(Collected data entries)
○ ○ ○ ○
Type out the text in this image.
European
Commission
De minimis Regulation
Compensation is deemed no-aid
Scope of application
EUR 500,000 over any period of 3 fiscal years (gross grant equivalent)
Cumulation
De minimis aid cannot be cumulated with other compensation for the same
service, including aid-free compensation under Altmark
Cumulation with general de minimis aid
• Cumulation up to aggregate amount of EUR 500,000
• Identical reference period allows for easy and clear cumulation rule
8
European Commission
○ ○ ○ ○
### THE TASK
Recopy the entries above in their entirety, exactly.

### RESULT OF THE TASK
Type out the text in this image.
European
Commission
De minimis Regulation
Compensation is deemed no-aid
Scope of application
EUR 500,000 over any period of 3 fiscal years (gross grant equivalent)
Cumulation
De minimis aid cannot be cumulated with other compensation for the same
service, including aid-free compensation under Altmark
Cumulation with general de minimis aid
• Cumulation up to aggregate amount of EUR 500,000
• Identical reference period allows for easy and clear cumulation rule
8
European Commission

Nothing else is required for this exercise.